Your objective: Locate the word "footer" in the entries below, then gather every line that holds it.

Data extract:
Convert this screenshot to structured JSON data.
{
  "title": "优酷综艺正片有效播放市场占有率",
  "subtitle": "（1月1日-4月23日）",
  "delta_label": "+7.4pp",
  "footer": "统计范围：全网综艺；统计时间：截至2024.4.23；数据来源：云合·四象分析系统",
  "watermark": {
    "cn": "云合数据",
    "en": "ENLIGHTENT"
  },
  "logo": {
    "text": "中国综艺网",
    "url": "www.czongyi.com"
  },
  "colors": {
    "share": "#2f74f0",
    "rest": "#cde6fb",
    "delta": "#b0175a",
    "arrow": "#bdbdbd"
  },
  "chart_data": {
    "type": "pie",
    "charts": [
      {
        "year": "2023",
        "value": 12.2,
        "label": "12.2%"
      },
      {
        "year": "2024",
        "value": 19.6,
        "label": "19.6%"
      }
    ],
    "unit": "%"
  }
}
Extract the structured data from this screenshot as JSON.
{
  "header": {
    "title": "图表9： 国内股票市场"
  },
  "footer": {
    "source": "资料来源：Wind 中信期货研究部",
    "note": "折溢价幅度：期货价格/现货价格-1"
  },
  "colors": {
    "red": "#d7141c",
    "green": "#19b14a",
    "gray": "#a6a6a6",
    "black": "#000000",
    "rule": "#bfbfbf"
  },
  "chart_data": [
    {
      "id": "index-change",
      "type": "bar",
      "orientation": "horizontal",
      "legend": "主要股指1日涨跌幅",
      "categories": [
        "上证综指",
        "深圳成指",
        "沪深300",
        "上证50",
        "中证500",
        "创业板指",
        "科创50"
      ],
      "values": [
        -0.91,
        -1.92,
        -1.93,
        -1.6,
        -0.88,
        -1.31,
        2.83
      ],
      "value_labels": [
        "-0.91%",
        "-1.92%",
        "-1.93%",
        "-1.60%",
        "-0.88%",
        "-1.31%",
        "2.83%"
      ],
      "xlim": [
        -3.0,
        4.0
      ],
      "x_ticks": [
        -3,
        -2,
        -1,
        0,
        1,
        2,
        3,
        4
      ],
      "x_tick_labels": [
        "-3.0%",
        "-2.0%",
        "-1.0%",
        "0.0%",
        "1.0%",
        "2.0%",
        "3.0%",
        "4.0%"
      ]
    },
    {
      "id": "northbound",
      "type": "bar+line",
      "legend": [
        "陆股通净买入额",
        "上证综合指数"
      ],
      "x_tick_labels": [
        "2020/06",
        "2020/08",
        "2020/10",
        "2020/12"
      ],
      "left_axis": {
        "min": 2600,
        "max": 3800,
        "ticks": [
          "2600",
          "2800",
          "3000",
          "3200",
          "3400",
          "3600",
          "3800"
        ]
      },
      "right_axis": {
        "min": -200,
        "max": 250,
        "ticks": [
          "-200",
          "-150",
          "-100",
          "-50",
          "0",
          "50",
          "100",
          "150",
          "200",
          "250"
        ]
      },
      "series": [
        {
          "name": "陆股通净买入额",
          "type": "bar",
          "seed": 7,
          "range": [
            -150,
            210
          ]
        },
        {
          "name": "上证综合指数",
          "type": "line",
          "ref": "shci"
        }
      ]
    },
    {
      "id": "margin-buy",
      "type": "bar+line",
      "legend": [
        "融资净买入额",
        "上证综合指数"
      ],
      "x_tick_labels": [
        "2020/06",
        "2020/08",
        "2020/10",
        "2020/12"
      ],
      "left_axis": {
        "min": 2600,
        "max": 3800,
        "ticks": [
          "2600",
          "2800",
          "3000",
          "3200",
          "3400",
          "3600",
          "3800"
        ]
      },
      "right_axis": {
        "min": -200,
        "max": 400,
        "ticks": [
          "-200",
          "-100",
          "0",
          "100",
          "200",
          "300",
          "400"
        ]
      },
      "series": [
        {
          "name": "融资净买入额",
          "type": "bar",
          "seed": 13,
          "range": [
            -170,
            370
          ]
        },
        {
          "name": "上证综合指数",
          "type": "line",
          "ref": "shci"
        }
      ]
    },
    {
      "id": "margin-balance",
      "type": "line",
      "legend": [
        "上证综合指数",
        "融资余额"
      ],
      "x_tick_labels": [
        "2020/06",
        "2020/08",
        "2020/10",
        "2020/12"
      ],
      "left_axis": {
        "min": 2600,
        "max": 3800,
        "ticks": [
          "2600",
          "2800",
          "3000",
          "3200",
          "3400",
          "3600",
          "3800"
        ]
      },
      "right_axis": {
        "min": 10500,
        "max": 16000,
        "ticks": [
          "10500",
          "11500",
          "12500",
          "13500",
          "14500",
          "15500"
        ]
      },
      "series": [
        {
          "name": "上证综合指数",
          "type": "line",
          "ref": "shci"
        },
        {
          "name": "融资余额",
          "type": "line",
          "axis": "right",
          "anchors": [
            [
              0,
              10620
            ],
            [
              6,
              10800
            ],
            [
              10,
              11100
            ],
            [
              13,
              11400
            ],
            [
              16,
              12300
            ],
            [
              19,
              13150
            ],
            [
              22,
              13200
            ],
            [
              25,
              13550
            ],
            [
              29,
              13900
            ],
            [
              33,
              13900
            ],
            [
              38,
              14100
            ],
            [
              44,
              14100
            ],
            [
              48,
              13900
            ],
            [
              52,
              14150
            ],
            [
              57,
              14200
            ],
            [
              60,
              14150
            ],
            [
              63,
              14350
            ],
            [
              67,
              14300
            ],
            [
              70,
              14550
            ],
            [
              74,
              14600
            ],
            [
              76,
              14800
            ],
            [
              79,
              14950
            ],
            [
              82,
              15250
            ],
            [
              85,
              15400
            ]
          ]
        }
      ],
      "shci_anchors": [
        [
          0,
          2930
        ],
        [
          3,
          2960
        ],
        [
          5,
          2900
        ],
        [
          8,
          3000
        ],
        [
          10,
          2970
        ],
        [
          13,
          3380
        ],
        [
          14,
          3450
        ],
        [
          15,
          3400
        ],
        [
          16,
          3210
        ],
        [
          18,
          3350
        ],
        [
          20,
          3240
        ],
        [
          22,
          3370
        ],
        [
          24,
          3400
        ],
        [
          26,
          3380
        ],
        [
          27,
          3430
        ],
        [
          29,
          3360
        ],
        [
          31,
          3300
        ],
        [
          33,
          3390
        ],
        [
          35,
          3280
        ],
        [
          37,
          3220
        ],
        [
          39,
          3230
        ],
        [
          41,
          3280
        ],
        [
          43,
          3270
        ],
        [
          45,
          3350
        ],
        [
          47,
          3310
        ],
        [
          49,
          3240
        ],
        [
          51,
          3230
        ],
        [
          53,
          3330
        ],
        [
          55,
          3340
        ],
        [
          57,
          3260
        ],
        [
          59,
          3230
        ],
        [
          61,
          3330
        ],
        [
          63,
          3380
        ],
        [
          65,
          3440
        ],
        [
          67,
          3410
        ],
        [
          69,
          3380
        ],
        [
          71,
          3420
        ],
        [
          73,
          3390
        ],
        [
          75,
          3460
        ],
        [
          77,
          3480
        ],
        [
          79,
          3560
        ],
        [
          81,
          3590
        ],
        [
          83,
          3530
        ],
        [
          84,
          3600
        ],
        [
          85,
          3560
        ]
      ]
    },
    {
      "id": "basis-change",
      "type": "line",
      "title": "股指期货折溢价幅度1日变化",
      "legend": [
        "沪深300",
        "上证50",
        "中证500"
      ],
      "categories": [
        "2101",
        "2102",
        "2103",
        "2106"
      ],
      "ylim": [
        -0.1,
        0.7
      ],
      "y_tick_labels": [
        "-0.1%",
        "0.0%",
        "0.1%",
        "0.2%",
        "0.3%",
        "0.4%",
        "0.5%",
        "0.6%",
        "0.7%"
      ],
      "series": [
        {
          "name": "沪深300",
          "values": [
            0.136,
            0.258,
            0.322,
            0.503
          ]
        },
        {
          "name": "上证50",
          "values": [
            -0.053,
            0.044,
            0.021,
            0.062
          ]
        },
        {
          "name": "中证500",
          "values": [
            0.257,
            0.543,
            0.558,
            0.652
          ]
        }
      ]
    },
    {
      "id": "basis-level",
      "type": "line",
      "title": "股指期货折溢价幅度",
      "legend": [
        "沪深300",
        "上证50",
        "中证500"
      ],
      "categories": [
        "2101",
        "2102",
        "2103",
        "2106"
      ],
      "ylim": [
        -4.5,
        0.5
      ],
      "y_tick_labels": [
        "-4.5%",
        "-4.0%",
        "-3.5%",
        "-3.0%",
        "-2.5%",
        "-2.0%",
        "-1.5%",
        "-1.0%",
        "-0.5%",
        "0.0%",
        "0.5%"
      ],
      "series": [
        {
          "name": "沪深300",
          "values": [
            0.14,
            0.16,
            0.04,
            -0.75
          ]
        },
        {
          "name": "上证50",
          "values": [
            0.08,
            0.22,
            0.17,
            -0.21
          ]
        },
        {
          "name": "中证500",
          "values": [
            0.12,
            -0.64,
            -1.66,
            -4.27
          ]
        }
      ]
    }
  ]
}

Task solution:
  "footer": "统计范围：全网综艺；统计时间：截至2024.4.23；数据来源：云合·四象分析系统",
  "footer": {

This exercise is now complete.